Copy out all of the data exactly as it appears.

Working data ->
-----
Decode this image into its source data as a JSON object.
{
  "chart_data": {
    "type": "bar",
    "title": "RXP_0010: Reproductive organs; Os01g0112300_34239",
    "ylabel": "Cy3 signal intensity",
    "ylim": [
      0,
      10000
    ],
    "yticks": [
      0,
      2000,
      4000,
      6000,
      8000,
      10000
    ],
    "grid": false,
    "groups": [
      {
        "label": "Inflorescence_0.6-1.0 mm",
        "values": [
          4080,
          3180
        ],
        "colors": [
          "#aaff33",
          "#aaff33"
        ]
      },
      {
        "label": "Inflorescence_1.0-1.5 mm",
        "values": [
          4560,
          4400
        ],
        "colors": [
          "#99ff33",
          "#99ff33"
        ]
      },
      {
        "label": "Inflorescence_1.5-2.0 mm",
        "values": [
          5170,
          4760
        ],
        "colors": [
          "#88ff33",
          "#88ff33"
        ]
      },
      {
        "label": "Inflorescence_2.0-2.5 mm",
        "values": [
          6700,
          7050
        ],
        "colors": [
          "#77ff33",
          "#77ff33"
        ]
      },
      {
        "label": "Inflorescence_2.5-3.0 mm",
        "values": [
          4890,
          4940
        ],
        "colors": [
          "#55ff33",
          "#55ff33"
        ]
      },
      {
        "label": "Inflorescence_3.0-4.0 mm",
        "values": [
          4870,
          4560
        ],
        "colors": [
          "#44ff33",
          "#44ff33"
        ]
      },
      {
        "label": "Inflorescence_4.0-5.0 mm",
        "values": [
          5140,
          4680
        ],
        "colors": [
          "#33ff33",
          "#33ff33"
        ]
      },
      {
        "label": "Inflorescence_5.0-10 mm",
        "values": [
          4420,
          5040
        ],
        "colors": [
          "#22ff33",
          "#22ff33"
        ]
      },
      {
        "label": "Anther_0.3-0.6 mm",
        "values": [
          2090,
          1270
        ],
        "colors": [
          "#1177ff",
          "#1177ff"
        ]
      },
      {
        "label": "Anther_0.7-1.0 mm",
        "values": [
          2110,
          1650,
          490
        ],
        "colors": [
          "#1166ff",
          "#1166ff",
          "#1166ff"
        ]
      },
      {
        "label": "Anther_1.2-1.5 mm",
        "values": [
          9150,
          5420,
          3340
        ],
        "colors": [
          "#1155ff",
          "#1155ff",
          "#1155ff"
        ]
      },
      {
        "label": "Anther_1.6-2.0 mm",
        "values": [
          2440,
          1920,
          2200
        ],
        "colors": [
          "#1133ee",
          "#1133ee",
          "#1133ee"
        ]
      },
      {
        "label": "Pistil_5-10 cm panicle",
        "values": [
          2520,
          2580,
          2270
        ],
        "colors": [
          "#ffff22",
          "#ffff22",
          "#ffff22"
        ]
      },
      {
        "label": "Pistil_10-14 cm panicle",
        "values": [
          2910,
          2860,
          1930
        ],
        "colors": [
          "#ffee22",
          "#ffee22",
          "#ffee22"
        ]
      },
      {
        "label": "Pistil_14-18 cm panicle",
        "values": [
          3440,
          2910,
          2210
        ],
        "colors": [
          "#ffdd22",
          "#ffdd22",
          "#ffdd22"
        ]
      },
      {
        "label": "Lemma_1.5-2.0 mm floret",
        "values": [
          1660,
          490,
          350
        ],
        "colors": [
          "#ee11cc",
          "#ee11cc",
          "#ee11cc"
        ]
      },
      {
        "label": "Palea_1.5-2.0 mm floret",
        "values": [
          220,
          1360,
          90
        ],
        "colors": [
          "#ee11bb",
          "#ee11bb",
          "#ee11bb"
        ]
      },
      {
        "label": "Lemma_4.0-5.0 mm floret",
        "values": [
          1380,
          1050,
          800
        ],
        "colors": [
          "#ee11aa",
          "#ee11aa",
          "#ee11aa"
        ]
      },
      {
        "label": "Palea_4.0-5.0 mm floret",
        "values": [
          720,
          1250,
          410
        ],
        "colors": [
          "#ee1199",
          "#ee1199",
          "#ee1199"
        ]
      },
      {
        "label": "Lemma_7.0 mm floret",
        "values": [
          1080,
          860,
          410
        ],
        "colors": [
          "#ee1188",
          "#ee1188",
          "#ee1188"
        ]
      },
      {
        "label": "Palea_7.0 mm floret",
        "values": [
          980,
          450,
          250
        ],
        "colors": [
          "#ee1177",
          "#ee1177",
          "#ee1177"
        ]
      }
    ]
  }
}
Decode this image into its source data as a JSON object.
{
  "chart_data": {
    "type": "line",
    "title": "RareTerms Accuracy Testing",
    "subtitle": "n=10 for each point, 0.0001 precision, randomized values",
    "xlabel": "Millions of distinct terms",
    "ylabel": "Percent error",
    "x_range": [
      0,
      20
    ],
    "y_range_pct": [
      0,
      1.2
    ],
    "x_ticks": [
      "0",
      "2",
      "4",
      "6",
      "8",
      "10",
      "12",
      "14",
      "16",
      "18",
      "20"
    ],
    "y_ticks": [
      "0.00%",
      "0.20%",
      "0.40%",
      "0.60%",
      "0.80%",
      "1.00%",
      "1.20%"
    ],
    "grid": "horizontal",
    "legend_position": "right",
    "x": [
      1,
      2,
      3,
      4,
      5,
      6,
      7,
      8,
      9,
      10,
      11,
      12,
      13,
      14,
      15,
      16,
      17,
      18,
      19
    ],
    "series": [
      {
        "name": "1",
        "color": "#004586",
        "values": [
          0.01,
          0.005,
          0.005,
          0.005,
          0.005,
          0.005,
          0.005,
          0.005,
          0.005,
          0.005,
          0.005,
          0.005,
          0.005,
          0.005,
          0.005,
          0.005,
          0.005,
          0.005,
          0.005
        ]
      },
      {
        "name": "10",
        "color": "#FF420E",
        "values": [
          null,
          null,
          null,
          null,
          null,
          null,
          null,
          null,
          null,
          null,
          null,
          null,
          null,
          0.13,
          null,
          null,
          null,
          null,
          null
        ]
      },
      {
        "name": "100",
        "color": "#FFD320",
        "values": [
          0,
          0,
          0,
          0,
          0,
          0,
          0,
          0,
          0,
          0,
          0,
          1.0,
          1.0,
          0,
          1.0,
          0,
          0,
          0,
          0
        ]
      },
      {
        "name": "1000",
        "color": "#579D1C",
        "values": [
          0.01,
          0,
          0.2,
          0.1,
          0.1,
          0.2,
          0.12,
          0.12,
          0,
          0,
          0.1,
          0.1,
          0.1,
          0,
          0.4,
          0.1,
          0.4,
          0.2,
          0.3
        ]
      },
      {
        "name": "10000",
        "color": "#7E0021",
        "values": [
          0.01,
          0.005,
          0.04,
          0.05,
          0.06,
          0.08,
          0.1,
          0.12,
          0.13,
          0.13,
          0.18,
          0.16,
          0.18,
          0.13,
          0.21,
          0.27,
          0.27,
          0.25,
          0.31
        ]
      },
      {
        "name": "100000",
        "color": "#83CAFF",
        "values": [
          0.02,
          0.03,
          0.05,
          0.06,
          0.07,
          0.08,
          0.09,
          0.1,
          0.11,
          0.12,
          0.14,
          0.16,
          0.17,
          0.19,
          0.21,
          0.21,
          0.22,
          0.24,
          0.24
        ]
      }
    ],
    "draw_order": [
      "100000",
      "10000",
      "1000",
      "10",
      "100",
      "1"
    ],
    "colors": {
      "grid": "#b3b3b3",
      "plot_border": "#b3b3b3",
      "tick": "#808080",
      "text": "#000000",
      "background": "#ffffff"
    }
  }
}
-----
Solution below ->
Decode this image into its source data as a JSON object.
{
  "chart_data": {
    "type": "bar",
    "title": "RXP_0010: Reproductive organs; Os01g0112300_34239",
    "ylabel": "Cy3 signal intensity",
    "ylim": [
      0,
      10000
    ],
    "yticks": [
      0,
      2000,
      4000,
      6000,
      8000,
      10000
    ],
    "grid": false,
    "groups": [
      {
        "label": "Inflorescence_0.6-1.0 mm",
        "values": [
          4080,
          3180
        ],
        "colors": [
          "#aaff33",
          "#aaff33"
        ]
      },
      {
        "label": "Inflorescence_1.0-1.5 mm",
        "values": [
          4560,
          4400
        ],
        "colors": [
          "#99ff33",
          "#99ff33"
        ]
      },
      {
        "label": "Inflorescence_1.5-2.0 mm",
        "values": [
          5170,
          4760
        ],
        "colors": [
          "#88ff33",
          "#88ff33"
        ]
      },
      {
        "label": "Inflorescence_2.0-2.5 mm",
        "values": [
          6700,
          7050
        ],
        "colors": [
          "#77ff33",
          "#77ff33"
        ]
      },
      {
        "label": "Inflorescence_2.5-3.0 mm",
        "values": [
          4890,
          4940
        ],
        "colors": [
          "#55ff33",
          "#55ff33"
        ]
      },
      {
        "label": "Inflorescence_3.0-4.0 mm",
        "values": [
          4870,
          4560
        ],
        "colors": [
          "#44ff33",
          "#44ff33"
        ]
      },
      {
        "label": "Inflorescence_4.0-5.0 mm",
        "values": [
          5140,
          4680
        ],
        "colors": [
          "#33ff33",
          "#33ff33"
        ]
      },
      {
        "label": "Inflorescence_5.0-10 mm",
        "values": [
          4420,
          5040
        ],
        "colors": [
          "#22ff33",
          "#22ff33"
        ]
      },
      {
        "label": "Anther_0.3-0.6 mm",
        "values": [
          2090,
          1270
        ],
        "colors": [
          "#1177ff",
          "#1177ff"
        ]
      },
      {
        "label": "Anther_0.7-1.0 mm",
        "values": [
          2110,
          1650,
          490
        ],
        "colors": [
          "#1166ff",
          "#1166ff",
          "#1166ff"
        ]
      },
      {
        "label": "Anther_1.2-1.5 mm",
        "values": [
          9150,
          5420,
          3340
        ],
        "colors": [
          "#1155ff",
          "#1155ff",
          "#1155ff"
        ]
      },
      {
        "label": "Anther_1.6-2.0 mm",
        "values": [
          2440,
          1920,
          2200
        ],
        "colors": [
          "#1133ee",
          "#1133ee",
          "#1133ee"
        ]
      },
      {
        "label": "Pistil_5-10 cm panicle",
        "values": [
          2520,
          2580,
          2270
        ],
        "colors": [
          "#ffff22",
          "#ffff22",
          "#ffff22"
        ]
      },
      {
        "label": "Pistil_10-14 cm panicle",
        "values": [
          2910,
          2860,
          1930
        ],
        "colors": [
          "#ffee22",
          "#ffee22",
          "#ffee22"
        ]
      },
      {
        "label": "Pistil_14-18 cm panicle",
        "values": [
          3440,
          2910,
          2210
        ],
        "colors": [
          "#ffdd22",
          "#ffdd22",
          "#ffdd22"
        ]
      },
      {
        "label": "Lemma_1.5-2.0 mm floret",
        "values": [
          1660,
          490,
          350
        ],
        "colors": [
          "#ee11cc",
          "#ee11cc",
          "#ee11cc"
        ]
      },
      {
        "label": "Palea_1.5-2.0 mm floret",
        "values": [
          220,
          1360,
          90
        ],
        "colors": [
          "#ee11bb",
          "#ee11bb",
          "#ee11bb"
        ]
      },
      {
        "label": "Lemma_4.0-5.0 mm floret",
        "values": [
          1380,
          1050,
          800
        ],
        "colors": [
          "#ee11aa",
          "#ee11aa",
          "#ee11aa"
        ]
      },
      {
        "label": "Palea_4.0-5.0 mm floret",
        "values": [
          720,
          1250,
          410
        ],
        "colors": [
          "#ee1199",
          "#ee1199",
          "#ee1199"
        ]
      },
      {
        "label": "Lemma_7.0 mm floret",
        "values": [
          1080,
          860,
          410
        ],
        "colors": [
          "#ee1188",
          "#ee1188",
          "#ee1188"
        ]
      },
      {
        "label": "Palea_7.0 mm floret",
        "values": [
          980,
          450,
          250
        ],
        "colors": [
          "#ee1177",
          "#ee1177",
          "#ee1177"
        ]
      }
    ]
  }
}
Decode this image into its source data as a JSON object.
{
  "chart_data": {
    "type": "line",
    "title": "RareTerms Accuracy Testing",
    "subtitle": "n=10 for each point, 0.0001 precision, randomized values",
    "xlabel": "Millions of distinct terms",
    "ylabel": "Percent error",
    "x_range": [
      0,
      20
    ],
    "y_range_pct": [
      0,
      1.2
    ],
    "x_ticks": [
      "0",
      "2",
      "4",
      "6",
      "8",
      "10",
      "12",
      "14",
      "16",
      "18",
      "20"
    ],
    "y_ticks": [
      "0.00%",
      "0.20%",
      "0.40%",
      "0.60%",
      "0.80%",
      "1.00%",
      "1.20%"
    ],
    "grid": "horizontal",
    "legend_position": "right",
    "x": [
      1,
      2,
      3,
      4,
      5,
      6,
      7,
      8,
      9,
      10,
      11,
      12,
      13,
      14,
      15,
      16,
      17,
      18,
      19
    ],
    "series": [
      {
        "name": "1",
        "color": "#004586",
        "values": [
          0.01,
          0.005,
          0.005,
          0.005,
          0.005,
          0.005,
          0.005,
          0.005,
          0.005,
          0.005,
          0.005,
          0.005,
          0.005,
          0.005,
          0.005,
          0.005,
          0.005,
          0.005,
          0.005
        ]
      },
      {
        "name": "10",
        "color": "#FF420E",
        "values": [
          null,
          null,
          null,
          null,
          null,
          null,
          null,
          null,
          null,
          null,
          null,
          null,
          null,
          0.13,
          null,
          null,
          null,
          null,
          null
        ]
      },
      {
        "name": "100",
        "color": "#FFD320",
        "values": [
          0,
          0,
          0,
          0,
          0,
          0,
          0,
          0,
          0,
          0,
          0,
          1.0,
          1.0,
          0,
          1.0,
          0,
          0,
          0,
          0
        ]
      },
      {
        "name": "1000",
        "color": "#579D1C",
        "values": [
          0.01,
          0,
          0.2,
          0.1,
          0.1,
          0.2,
          0.12,
          0.12,
          0,
          0,
          0.1,
          0.1,
          0.1,
          0,
          0.4,
          0.1,
          0.4,
          0.2,
          0.3
        ]
      },
      {
        "name": "10000",
        "color": "#7E0021",
        "values": [
          0.01,
          0.005,
          0.04,
          0.05,
          0.06,
          0.08,
          0.1,
          0.12,
          0.13,
          0.13,
          0.18,
          0.16,
          0.18,
          0.13,
          0.21,
          0.27,
          0.27,
          0.25,
          0.31
        ]
      },
      {
        "name": "100000",
        "color": "#83CAFF",
        "values": [
          0.02,
          0.03,
          0.05,
          0.06,
          0.07,
          0.08,
          0.09,
          0.1,
          0.11,
          0.12,
          0.14,
          0.16,
          0.17,
          0.19,
          0.21,
          0.21,
          0.22,
          0.24,
          0.24
        ]
      }
    ],
    "draw_order": [
      "100000",
      "10000",
      "1000",
      "10",
      "100",
      "1"
    ],
    "colors": {
      "grid": "#b3b3b3",
      "plot_border": "#b3b3b3",
      "tick": "#808080",
      "text": "#000000",
      "background": "#ffffff"
    }
  }
}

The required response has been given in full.